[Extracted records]
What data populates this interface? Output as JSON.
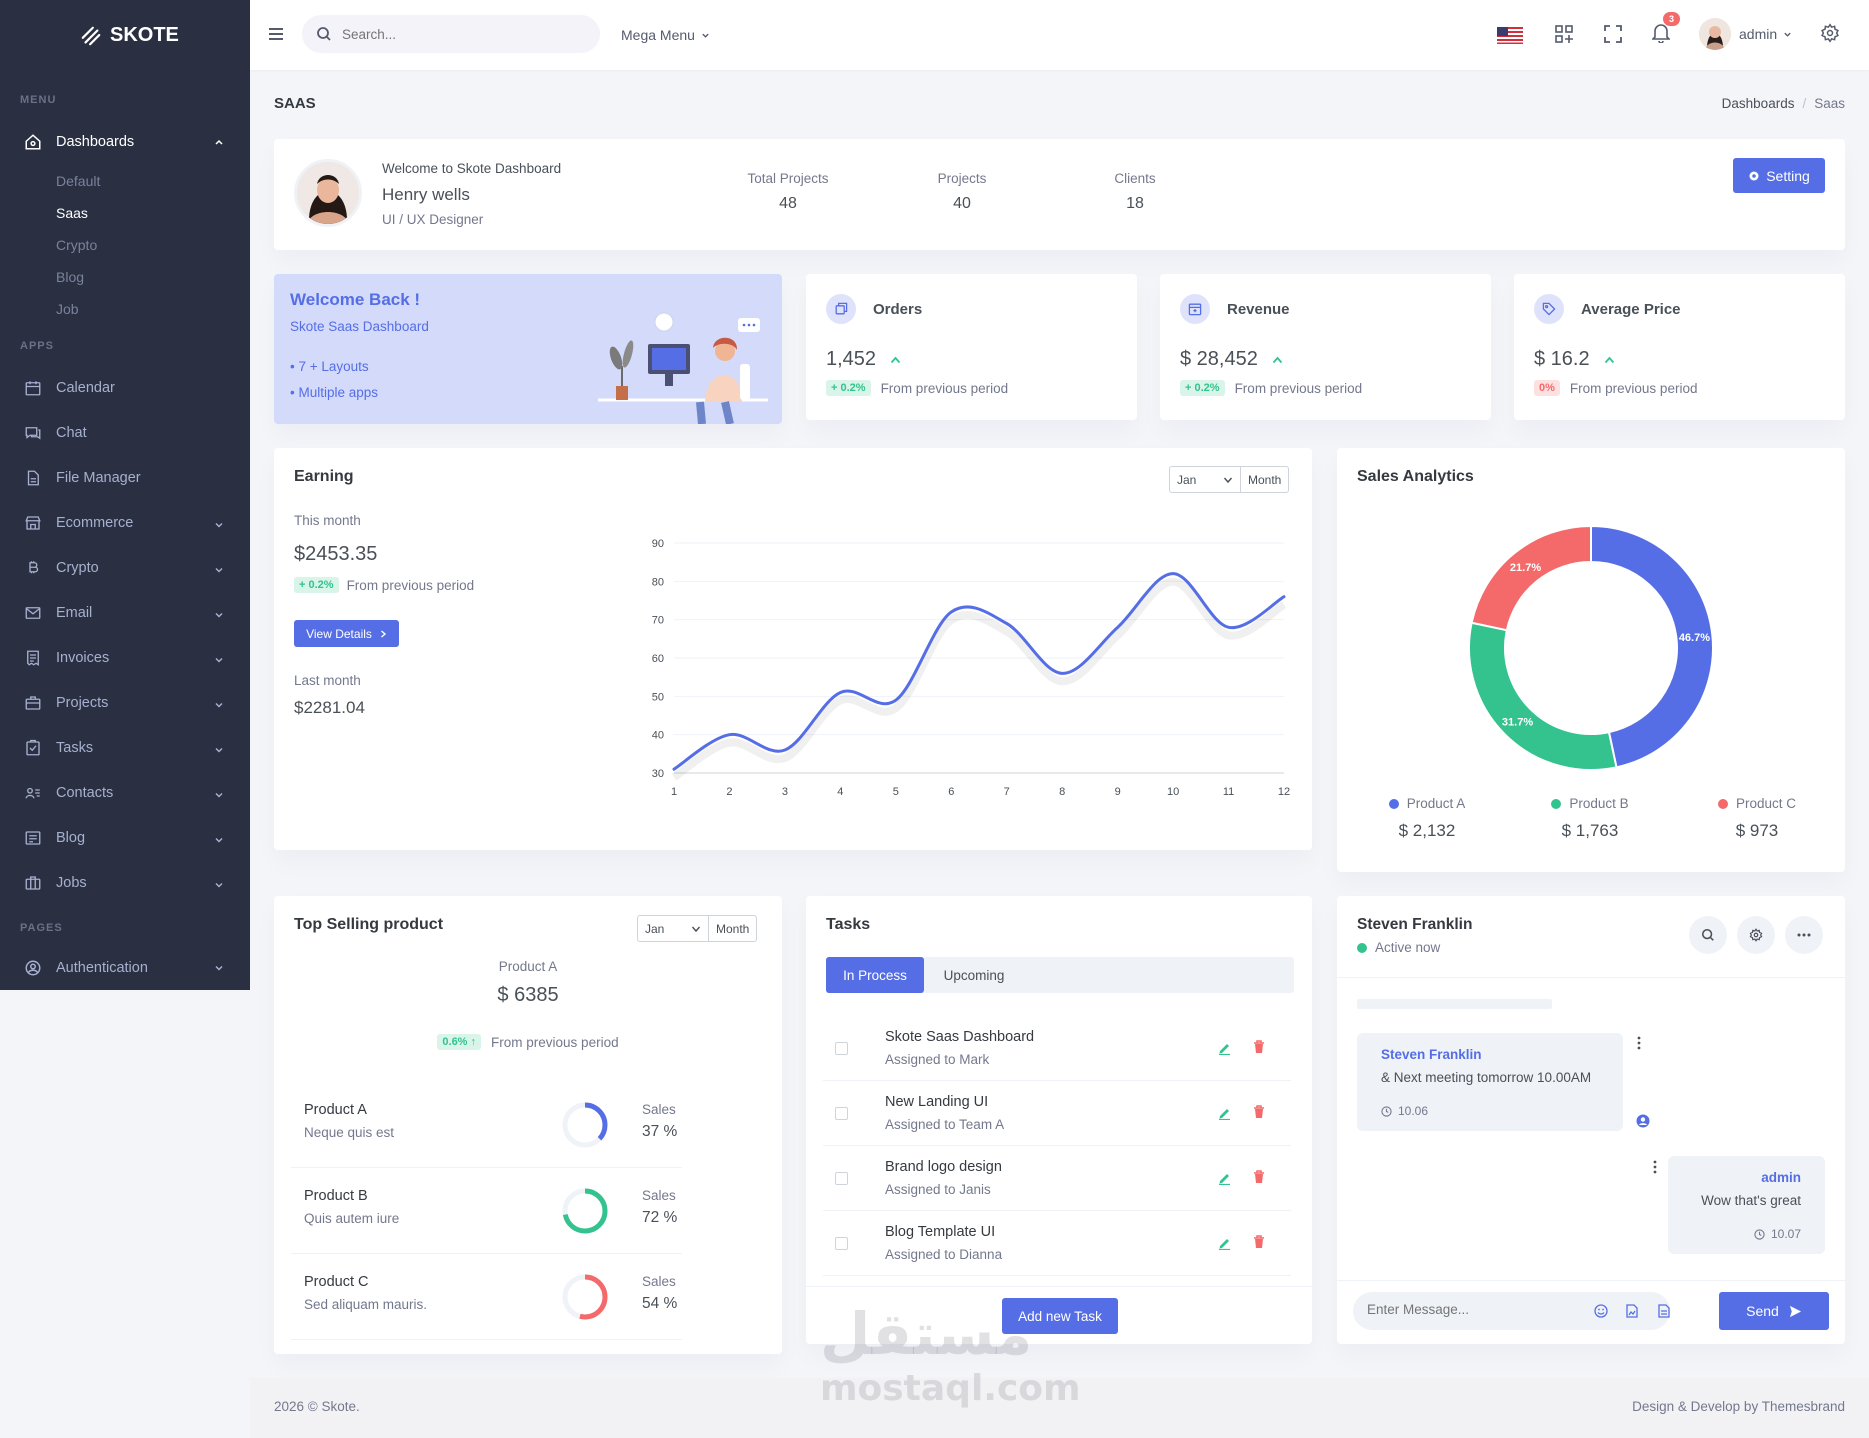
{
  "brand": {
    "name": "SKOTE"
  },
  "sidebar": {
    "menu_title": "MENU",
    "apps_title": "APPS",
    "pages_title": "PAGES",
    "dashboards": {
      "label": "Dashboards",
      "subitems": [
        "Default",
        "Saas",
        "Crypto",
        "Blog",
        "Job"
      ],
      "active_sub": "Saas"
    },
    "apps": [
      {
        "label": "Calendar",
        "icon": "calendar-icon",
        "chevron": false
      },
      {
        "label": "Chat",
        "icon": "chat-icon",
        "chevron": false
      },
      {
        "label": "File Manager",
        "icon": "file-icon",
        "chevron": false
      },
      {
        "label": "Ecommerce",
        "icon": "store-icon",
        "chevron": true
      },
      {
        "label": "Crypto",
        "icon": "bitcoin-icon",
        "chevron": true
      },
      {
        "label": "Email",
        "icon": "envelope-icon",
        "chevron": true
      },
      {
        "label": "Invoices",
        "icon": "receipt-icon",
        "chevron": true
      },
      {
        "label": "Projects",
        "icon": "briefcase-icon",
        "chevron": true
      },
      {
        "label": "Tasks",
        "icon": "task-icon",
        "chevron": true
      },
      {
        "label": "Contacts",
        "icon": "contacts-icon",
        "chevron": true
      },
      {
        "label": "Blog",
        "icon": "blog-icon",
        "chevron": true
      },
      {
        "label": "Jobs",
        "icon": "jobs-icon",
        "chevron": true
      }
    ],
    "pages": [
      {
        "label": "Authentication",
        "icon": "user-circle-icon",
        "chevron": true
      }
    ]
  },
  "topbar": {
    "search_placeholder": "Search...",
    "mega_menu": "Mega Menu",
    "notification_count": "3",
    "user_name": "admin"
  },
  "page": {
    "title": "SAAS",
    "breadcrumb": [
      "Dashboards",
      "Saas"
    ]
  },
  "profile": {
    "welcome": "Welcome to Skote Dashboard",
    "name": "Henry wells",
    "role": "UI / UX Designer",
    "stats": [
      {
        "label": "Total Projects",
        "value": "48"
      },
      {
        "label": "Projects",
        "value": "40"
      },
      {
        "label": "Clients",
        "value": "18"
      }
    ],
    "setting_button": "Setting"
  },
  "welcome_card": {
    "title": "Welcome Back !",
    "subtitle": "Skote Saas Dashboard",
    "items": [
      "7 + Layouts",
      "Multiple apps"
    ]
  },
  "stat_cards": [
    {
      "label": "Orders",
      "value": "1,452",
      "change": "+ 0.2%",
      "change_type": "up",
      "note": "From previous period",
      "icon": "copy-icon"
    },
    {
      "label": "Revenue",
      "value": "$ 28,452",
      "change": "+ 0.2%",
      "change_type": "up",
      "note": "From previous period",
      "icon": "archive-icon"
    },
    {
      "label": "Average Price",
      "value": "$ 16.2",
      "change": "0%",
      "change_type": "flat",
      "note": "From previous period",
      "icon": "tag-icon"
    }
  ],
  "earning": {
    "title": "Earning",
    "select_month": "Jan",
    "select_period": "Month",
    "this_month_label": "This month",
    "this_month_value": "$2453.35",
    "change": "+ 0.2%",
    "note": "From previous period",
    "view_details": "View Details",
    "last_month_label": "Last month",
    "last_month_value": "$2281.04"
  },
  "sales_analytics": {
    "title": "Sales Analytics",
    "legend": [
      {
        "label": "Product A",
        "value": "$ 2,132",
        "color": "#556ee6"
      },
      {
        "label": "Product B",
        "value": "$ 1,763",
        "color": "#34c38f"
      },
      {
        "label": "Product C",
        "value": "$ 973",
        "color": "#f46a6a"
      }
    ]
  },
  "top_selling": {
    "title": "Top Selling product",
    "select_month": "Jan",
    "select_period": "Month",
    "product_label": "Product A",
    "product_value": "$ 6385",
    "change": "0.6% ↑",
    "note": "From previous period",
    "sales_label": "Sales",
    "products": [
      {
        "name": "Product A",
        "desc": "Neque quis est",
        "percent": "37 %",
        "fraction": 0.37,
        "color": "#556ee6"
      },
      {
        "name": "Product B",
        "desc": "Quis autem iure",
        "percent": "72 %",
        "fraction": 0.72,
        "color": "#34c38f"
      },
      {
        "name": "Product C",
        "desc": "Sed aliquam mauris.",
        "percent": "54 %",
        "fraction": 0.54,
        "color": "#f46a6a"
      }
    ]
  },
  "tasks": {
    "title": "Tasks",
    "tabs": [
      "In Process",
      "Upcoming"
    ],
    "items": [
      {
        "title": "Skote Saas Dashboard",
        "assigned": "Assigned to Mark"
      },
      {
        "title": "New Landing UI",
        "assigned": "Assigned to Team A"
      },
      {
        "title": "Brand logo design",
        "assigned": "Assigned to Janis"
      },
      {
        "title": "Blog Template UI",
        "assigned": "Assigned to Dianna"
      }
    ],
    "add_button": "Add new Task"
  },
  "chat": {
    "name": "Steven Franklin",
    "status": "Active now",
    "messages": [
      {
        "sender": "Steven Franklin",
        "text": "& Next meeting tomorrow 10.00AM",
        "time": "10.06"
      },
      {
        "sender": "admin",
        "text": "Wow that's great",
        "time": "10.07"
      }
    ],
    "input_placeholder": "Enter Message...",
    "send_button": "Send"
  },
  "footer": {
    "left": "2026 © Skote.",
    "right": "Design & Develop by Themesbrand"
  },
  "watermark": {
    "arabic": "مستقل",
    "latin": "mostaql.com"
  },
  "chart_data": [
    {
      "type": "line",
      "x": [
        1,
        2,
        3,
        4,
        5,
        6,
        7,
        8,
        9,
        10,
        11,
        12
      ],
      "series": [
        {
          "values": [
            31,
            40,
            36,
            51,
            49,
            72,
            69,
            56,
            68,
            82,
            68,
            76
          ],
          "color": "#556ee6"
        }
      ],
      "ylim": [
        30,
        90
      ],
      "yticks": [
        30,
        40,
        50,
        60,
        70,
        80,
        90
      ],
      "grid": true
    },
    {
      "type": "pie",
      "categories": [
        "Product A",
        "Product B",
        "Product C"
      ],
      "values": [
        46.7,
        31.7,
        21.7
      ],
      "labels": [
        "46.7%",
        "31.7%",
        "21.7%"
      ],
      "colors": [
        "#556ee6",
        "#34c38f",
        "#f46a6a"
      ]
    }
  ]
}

◆ **Set exercise**
Write every entry out again exactly, dropping the pictures.

◆ **Exercise result**
What data populates this interface? Output as JSON.
{
  "brand": {
    "name": "SKOTE"
  },
  "sidebar": {
    "menu_title": "MENU",
    "apps_title": "APPS",
    "pages_title": "PAGES",
    "dashboards": {
      "label": "Dashboards",
      "subitems": [
        "Default",
        "Saas",
        "Crypto",
        "Blog",
        "Job"
      ],
      "active_sub": "Saas"
    },
    "apps": [
      {
        "label": "Calendar",
        "icon": "calendar-icon",
        "chevron": false
      },
      {
        "label": "Chat",
        "icon": "chat-icon",
        "chevron": false
      },
      {
        "label": "File Manager",
        "icon": "file-icon",
        "chevron": false
      },
      {
        "label": "Ecommerce",
        "icon": "store-icon",
        "chevron": true
      },
      {
        "label": "Crypto",
        "icon": "bitcoin-icon",
        "chevron": true
      },
      {
        "label": "Email",
        "icon": "envelope-icon",
        "chevron": true
      },
      {
        "label": "Invoices",
        "icon": "receipt-icon",
        "chevron": true
      },
      {
        "label": "Projects",
        "icon": "briefcase-icon",
        "chevron": true
      },
      {
        "label": "Tasks",
        "icon": "task-icon",
        "chevron": true
      },
      {
        "label": "Contacts",
        "icon": "contacts-icon",
        "chevron": true
      },
      {
        "label": "Blog",
        "icon": "blog-icon",
        "chevron": true
      },
      {
        "label": "Jobs",
        "icon": "jobs-icon",
        "chevron": true
      }
    ],
    "pages": [
      {
        "label": "Authentication",
        "icon": "user-circle-icon",
        "chevron": true
      }
    ]
  },
  "topbar": {
    "search_placeholder": "Search...",
    "mega_menu": "Mega Menu",
    "notification_count": "3",
    "user_name": "admin"
  },
  "page": {
    "title": "SAAS",
    "breadcrumb": [
      "Dashboards",
      "Saas"
    ]
  },
  "profile": {
    "welcome": "Welcome to Skote Dashboard",
    "name": "Henry wells",
    "role": "UI / UX Designer",
    "stats": [
      {
        "label": "Total Projects",
        "value": "48"
      },
      {
        "label": "Projects",
        "value": "40"
      },
      {
        "label": "Clients",
        "value": "18"
      }
    ],
    "setting_button": "Setting"
  },
  "welcome_card": {
    "title": "Welcome Back !",
    "subtitle": "Skote Saas Dashboard",
    "items": [
      "7 + Layouts",
      "Multiple apps"
    ]
  },
  "stat_cards": [
    {
      "label": "Orders",
      "value": "1,452",
      "change": "+ 0.2%",
      "change_type": "up",
      "note": "From previous period",
      "icon": "copy-icon"
    },
    {
      "label": "Revenue",
      "value": "$ 28,452",
      "change": "+ 0.2%",
      "change_type": "up",
      "note": "From previous period",
      "icon": "archive-icon"
    },
    {
      "label": "Average Price",
      "value": "$ 16.2",
      "change": "0%",
      "change_type": "flat",
      "note": "From previous period",
      "icon": "tag-icon"
    }
  ],
  "earning": {
    "title": "Earning",
    "select_month": "Jan",
    "select_period": "Month",
    "this_month_label": "This month",
    "this_month_value": "$2453.35",
    "change": "+ 0.2%",
    "note": "From previous period",
    "view_details": "View Details",
    "last_month_label": "Last month",
    "last_month_value": "$2281.04"
  },
  "sales_analytics": {
    "title": "Sales Analytics",
    "legend": [
      {
        "label": "Product A",
        "value": "$ 2,132",
        "color": "#556ee6"
      },
      {
        "label": "Product B",
        "value": "$ 1,763",
        "color": "#34c38f"
      },
      {
        "label": "Product C",
        "value": "$ 973",
        "color": "#f46a6a"
      }
    ]
  },
  "top_selling": {
    "title": "Top Selling product",
    "select_month": "Jan",
    "select_period": "Month",
    "product_label": "Product A",
    "product_value": "$ 6385",
    "change": "0.6% ↑",
    "note": "From previous period",
    "sales_label": "Sales",
    "products": [
      {
        "name": "Product A",
        "desc": "Neque quis est",
        "percent": "37 %",
        "fraction": 0.37,
        "color": "#556ee6"
      },
      {
        "name": "Product B",
        "desc": "Quis autem iure",
        "percent": "72 %",
        "fraction": 0.72,
        "color": "#34c38f"
      },
      {
        "name": "Product C",
        "desc": "Sed aliquam mauris.",
        "percent": "54 %",
        "fraction": 0.54,
        "color": "#f46a6a"
      }
    ]
  },
  "tasks": {
    "title": "Tasks",
    "tabs": [
      "In Process",
      "Upcoming"
    ],
    "items": [
      {
        "title": "Skote Saas Dashboard",
        "assigned": "Assigned to Mark"
      },
      {
        "title": "New Landing UI",
        "assigned": "Assigned to Team A"
      },
      {
        "title": "Brand logo design",
        "assigned": "Assigned to Janis"
      },
      {
        "title": "Blog Template UI",
        "assigned": "Assigned to Dianna"
      }
    ],
    "add_button": "Add new Task"
  },
  "chat": {
    "name": "Steven Franklin",
    "status": "Active now",
    "messages": [
      {
        "sender": "Steven Franklin",
        "text": "& Next meeting tomorrow 10.00AM",
        "time": "10.06"
      },
      {
        "sender": "admin",
        "text": "Wow that's great",
        "time": "10.07"
      }
    ],
    "input_placeholder": "Enter Message...",
    "send_button": "Send"
  },
  "footer": {
    "left": "2026 © Skote.",
    "right": "Design & Develop by Themesbrand"
  },
  "watermark": {
    "arabic": "مستقل",
    "latin": "mostaql.com"
  },
  "chart_data": [
    {
      "type": "line",
      "x": [
        1,
        2,
        3,
        4,
        5,
        6,
        7,
        8,
        9,
        10,
        11,
        12
      ],
      "series": [
        {
          "values": [
            31,
            40,
            36,
            51,
            49,
            72,
            69,
            56,
            68,
            82,
            68,
            76
          ],
          "color": "#556ee6"
        }
      ],
      "ylim": [
        30,
        90
      ],
      "yticks": [
        30,
        40,
        50,
        60,
        70,
        80,
        90
      ],
      "grid": true
    },
    {
      "type": "pie",
      "categories": [
        "Product A",
        "Product B",
        "Product C"
      ],
      "values": [
        46.7,
        31.7,
        21.7
      ],
      "labels": [
        "46.7%",
        "31.7%",
        "21.7%"
      ],
      "colors": [
        "#556ee6",
        "#34c38f",
        "#f46a6a"
      ]
    }
  ]
}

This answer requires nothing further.